### [DOCUMENT EXTRACT]

Should I Consider Engineering?

 

 

Engineering. Sounds pretty dull doesn't it? That is until you start working in engineering. I am now a graduate in electronic engineering, and below I'll try to tell you how I managed to get a job that lets me work on some pretty awesome military equipment (don't ask I can't you...), travel round the world and get paid a good amount of money for it!

It all starts with me having an interest in building smashing stuff. Younger me was good at smashing things; if there was an Olympic event for smashing, I'm pretty sure I'd have qualified. As I had mastered the art of wrecking stuff, I tried not smashing them. This turns out to be a lot harder than I had imagined, stuff is just too easy to smash. I eventually progressed onto building. I got pretty good at building; I constructed great wonders, huge cities and motorways, with hundreds of little inhabitants. Then I became too old for Lego.

Too old for Lego meant the start of secondary school. The start of secondary school meant the start of tech lessons, and this basically meant the start of my career in engineering (I'm not talking about food tech here, although I can cook a mean pizza straight from the freezer...)

Tech taught me how to make things other than Lego houses. This led to interest in building things, which quickly combined with my other interest at the time, computer games. Before I knew it I was putting together my first PC, and somehow, it worked. I could actually use something I had built for something useful! I’m not going to lie, it felt pretty damn good. I was boss of all computer things (well until I broke it, but hey lets gloss over that bit...)

At this point secondary school ended, and college began. As I was now self crowned boss of all computer things, I thought I should probably do some electronics. So I did. I did electronics A-level to be precise.

Turns out this was a touch harder than screwing pc bits together, but I stuck at it and after a pretty shaky AS year I managed a half decent grade. Somehow I also managed half decent grades in maths and physics which were my other A level choices (Almost all engineering courses at Uni require maths and physics)

### [TASK MATERIAL]
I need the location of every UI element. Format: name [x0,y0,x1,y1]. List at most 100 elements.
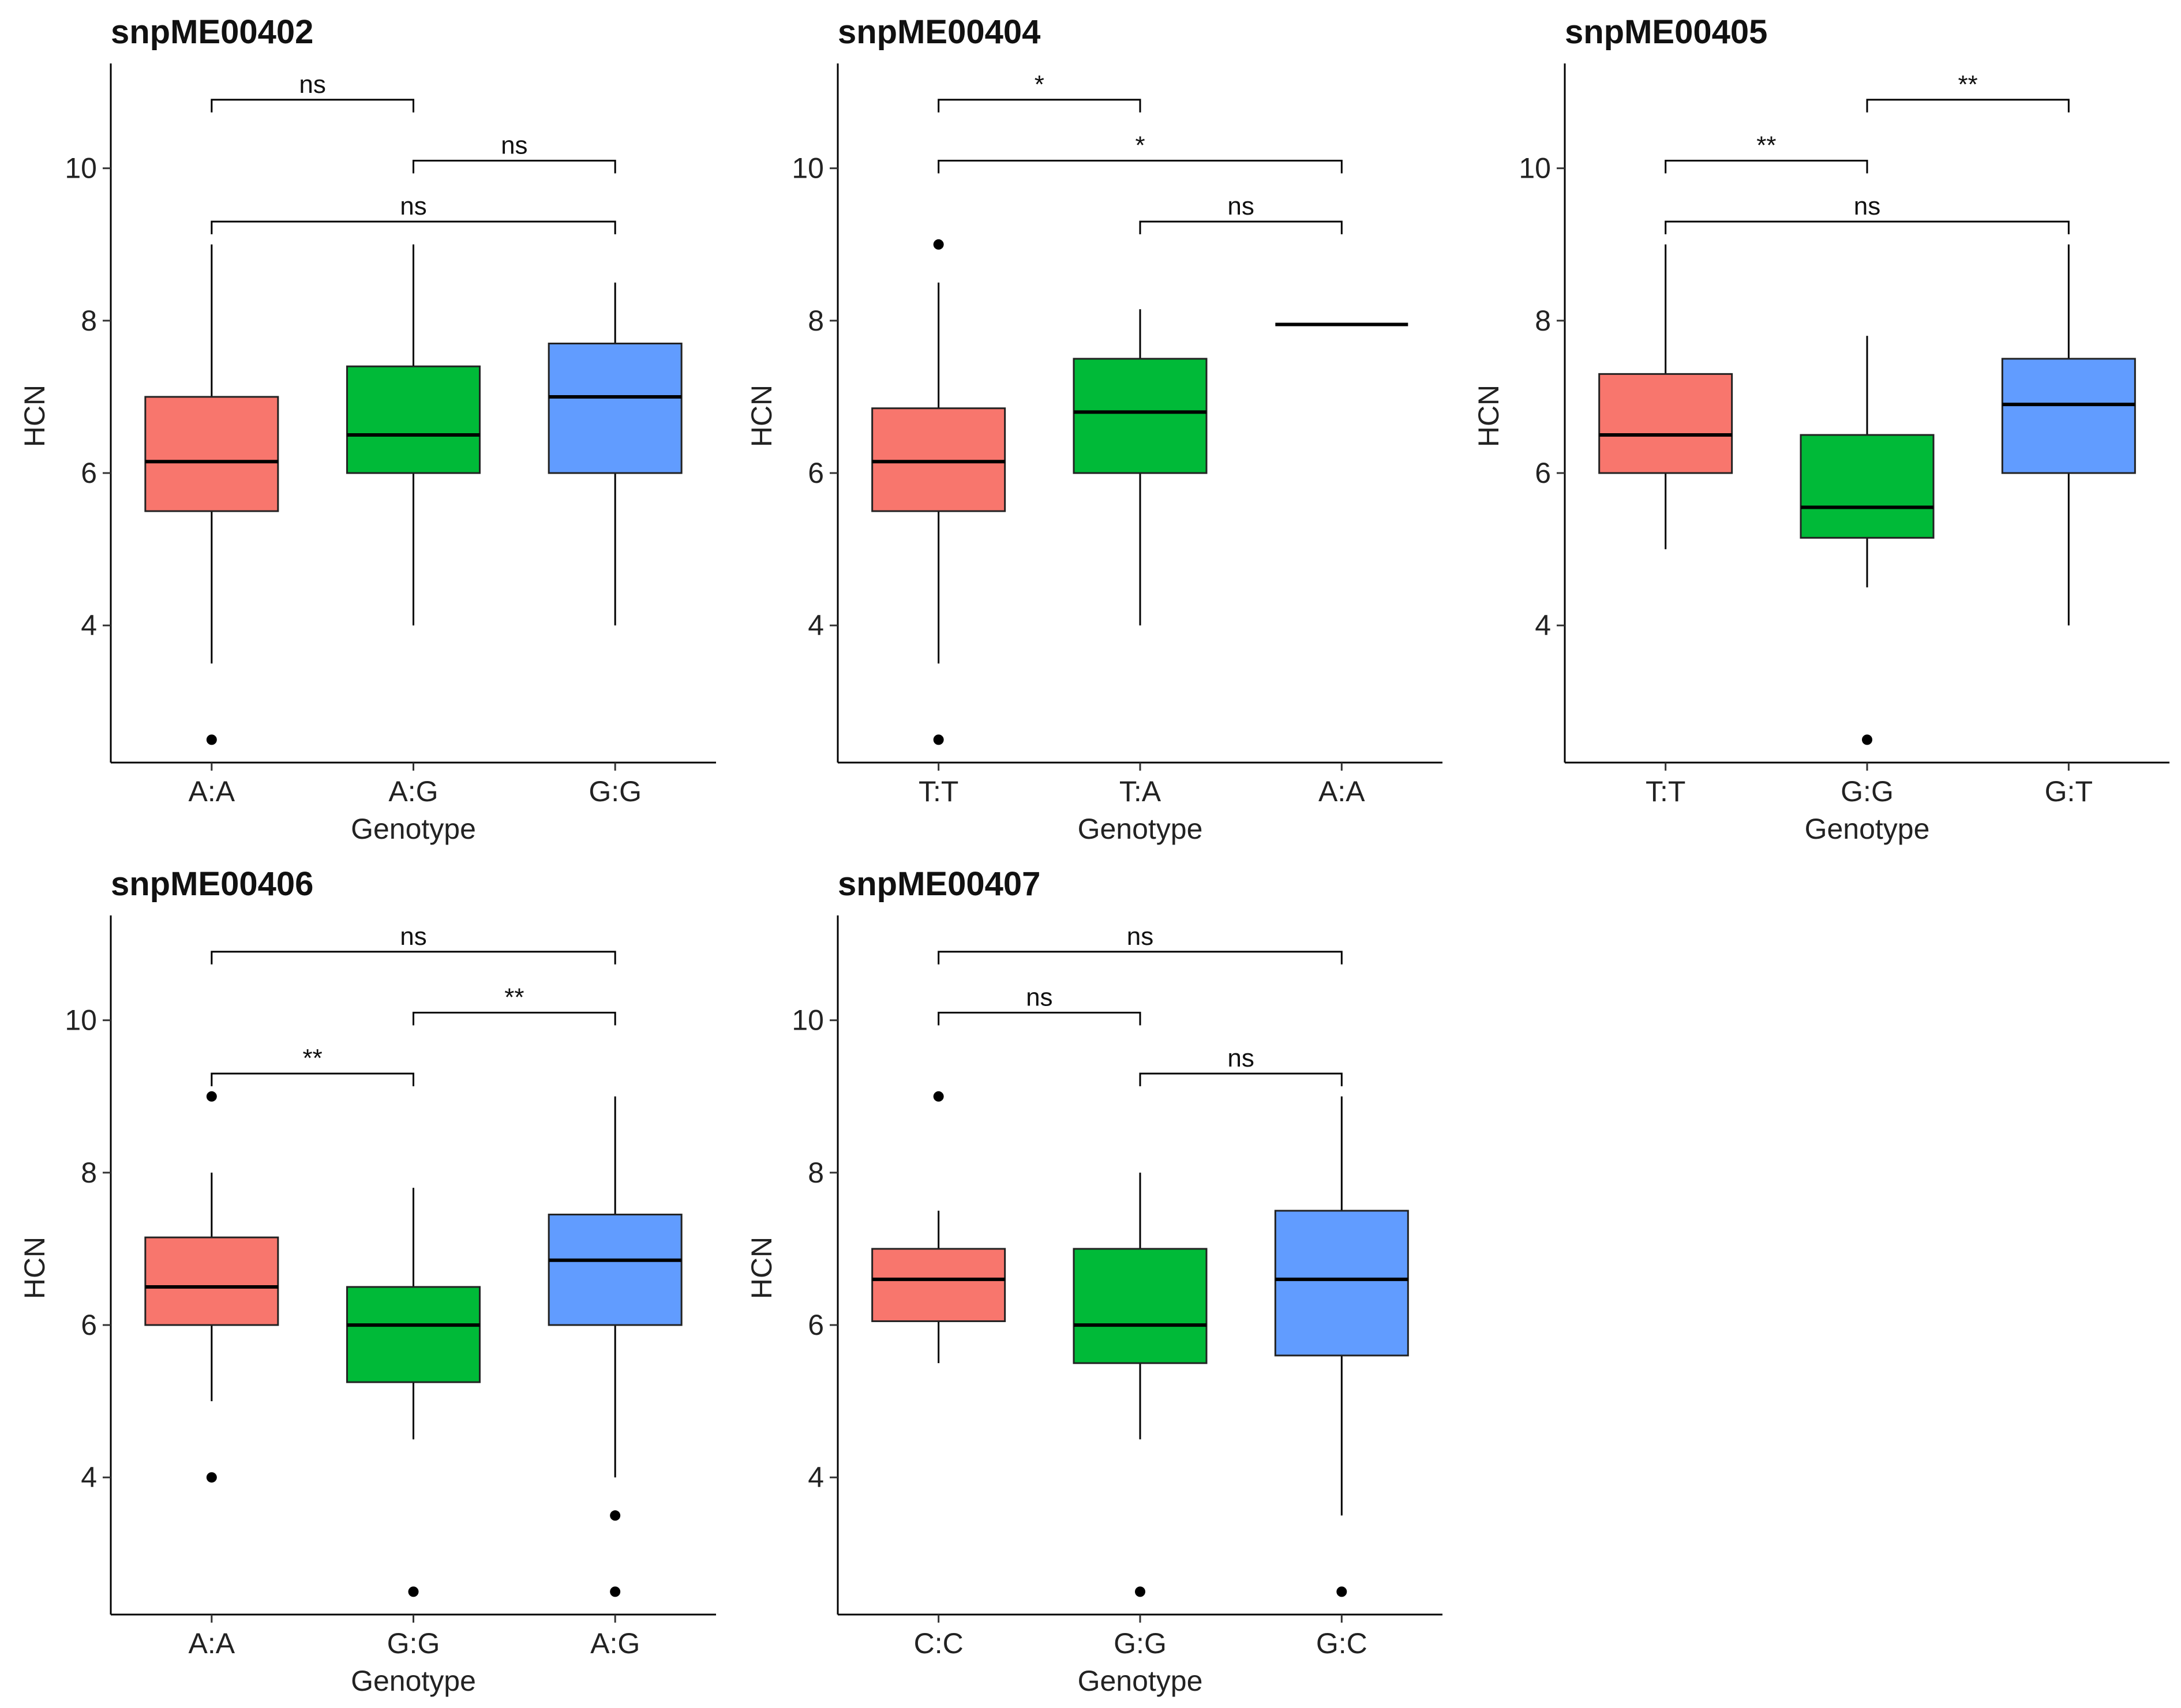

---

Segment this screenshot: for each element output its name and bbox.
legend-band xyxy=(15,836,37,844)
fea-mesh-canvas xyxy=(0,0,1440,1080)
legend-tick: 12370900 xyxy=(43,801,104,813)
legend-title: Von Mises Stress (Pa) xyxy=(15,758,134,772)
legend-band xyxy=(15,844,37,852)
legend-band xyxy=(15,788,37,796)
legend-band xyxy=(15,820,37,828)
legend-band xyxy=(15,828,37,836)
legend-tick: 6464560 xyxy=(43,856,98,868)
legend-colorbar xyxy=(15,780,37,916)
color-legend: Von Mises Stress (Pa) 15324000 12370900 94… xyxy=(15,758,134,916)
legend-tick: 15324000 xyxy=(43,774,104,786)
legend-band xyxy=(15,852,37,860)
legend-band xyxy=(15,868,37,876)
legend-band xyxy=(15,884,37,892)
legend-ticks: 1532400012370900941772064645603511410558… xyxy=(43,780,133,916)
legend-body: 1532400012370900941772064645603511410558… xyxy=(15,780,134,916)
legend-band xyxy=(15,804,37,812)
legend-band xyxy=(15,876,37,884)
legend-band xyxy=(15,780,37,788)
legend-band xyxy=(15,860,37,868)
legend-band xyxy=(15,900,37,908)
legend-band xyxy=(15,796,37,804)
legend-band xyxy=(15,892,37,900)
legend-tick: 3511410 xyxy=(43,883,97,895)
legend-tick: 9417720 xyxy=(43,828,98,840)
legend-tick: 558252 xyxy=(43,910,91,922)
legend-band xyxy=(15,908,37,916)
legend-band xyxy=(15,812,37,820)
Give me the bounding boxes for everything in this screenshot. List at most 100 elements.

---

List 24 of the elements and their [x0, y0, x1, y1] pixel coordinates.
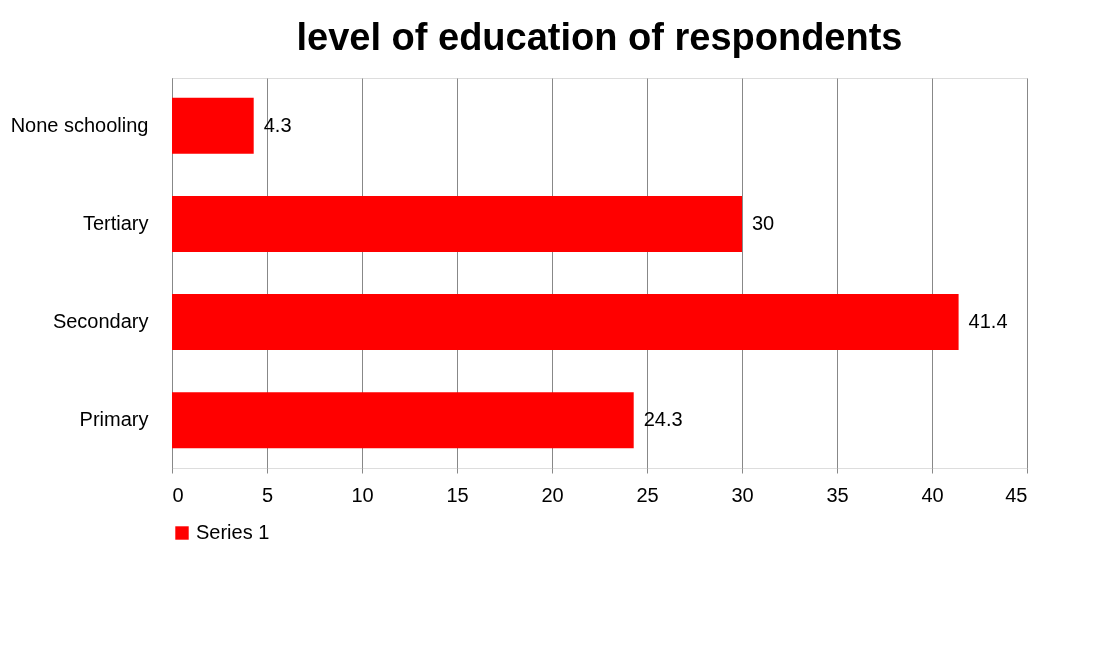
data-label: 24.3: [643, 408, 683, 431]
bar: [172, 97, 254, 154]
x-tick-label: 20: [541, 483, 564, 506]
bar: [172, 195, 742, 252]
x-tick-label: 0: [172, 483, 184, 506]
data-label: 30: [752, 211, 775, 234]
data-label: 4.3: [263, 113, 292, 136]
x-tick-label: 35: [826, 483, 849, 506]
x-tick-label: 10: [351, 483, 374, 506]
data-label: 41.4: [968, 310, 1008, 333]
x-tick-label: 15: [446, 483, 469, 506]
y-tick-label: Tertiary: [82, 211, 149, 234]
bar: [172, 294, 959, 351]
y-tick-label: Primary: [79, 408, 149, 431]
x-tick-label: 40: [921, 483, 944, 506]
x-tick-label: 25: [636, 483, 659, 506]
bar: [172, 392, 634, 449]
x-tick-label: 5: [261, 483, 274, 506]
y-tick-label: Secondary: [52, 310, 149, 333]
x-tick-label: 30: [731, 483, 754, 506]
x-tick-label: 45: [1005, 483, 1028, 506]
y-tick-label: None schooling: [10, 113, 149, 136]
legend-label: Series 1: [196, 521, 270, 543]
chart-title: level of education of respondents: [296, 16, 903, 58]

### [YOUR TASKS]
a) In the engineering text, besides electronics, which A-level subjects did the writer take?
b) Please count the lines of the records that contain the word "Mises", and give only the number.
The engineering text and the records have no connection to each other.

### [ANSWERS]
a) Maths and physics.

b) 2